In the listing that follows, count each line where the word "object" appears; write nothing but the count.

=== Listed records ===

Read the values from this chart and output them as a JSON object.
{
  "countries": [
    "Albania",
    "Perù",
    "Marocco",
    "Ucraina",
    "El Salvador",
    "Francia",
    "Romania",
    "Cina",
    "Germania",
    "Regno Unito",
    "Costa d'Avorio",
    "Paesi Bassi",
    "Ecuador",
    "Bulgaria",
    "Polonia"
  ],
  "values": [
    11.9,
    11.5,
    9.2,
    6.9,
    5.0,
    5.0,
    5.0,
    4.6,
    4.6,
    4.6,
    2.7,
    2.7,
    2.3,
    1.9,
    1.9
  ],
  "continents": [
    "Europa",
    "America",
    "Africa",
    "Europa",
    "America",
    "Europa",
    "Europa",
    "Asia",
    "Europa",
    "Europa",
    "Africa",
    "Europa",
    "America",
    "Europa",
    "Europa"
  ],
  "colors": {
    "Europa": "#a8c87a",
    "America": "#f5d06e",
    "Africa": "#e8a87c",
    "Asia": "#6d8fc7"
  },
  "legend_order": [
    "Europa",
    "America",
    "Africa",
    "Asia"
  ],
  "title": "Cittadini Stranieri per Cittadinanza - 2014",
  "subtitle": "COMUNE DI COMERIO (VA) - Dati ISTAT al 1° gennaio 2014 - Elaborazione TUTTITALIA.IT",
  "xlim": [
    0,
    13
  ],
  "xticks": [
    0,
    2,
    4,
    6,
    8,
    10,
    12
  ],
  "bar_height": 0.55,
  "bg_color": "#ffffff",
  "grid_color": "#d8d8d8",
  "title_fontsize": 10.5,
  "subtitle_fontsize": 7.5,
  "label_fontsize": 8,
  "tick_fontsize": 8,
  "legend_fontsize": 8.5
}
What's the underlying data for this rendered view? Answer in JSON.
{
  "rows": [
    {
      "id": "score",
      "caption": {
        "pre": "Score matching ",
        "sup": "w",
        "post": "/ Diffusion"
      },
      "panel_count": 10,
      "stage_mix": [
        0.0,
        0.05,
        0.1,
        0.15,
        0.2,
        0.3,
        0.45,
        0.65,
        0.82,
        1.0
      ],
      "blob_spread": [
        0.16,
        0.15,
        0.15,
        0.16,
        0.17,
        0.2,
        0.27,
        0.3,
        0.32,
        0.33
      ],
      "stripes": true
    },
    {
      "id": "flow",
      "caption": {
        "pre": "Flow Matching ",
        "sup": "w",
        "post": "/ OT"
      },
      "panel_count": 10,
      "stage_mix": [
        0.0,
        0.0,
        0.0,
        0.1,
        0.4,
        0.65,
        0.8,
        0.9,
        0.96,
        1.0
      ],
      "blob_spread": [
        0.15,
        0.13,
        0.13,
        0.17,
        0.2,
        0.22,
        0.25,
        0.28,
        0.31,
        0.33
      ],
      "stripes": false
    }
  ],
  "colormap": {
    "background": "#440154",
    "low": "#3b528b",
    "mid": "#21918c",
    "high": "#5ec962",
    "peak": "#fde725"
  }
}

===
=== Listed records ===

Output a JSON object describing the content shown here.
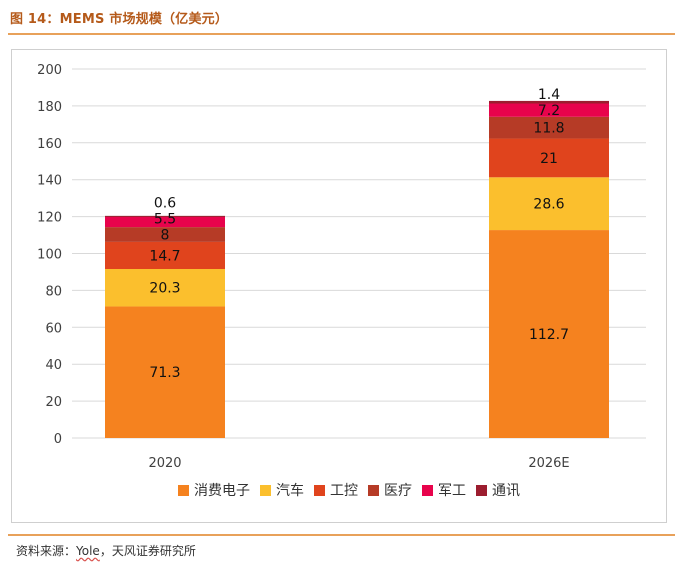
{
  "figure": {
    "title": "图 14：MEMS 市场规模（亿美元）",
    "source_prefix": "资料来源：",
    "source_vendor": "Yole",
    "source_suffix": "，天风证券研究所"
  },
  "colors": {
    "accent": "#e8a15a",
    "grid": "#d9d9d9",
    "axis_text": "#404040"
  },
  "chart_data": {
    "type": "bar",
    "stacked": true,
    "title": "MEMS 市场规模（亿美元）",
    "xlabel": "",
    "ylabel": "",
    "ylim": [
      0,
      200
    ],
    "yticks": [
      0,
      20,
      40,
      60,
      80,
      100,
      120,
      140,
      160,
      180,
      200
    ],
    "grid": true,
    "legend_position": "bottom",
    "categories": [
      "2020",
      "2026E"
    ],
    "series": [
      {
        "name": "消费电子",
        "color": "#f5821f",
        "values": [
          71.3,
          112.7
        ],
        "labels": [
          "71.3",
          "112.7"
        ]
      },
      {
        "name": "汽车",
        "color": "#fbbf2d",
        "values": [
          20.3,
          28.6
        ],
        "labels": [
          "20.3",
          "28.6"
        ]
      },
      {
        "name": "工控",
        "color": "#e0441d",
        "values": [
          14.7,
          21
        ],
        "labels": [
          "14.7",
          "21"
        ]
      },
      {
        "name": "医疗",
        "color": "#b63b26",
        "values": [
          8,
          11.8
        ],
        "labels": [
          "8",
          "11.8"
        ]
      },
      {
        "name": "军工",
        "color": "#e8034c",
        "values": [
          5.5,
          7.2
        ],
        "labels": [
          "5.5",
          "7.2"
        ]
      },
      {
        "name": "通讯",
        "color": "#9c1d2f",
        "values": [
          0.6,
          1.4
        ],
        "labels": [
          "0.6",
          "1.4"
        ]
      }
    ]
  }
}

===

■ Expected output ■
2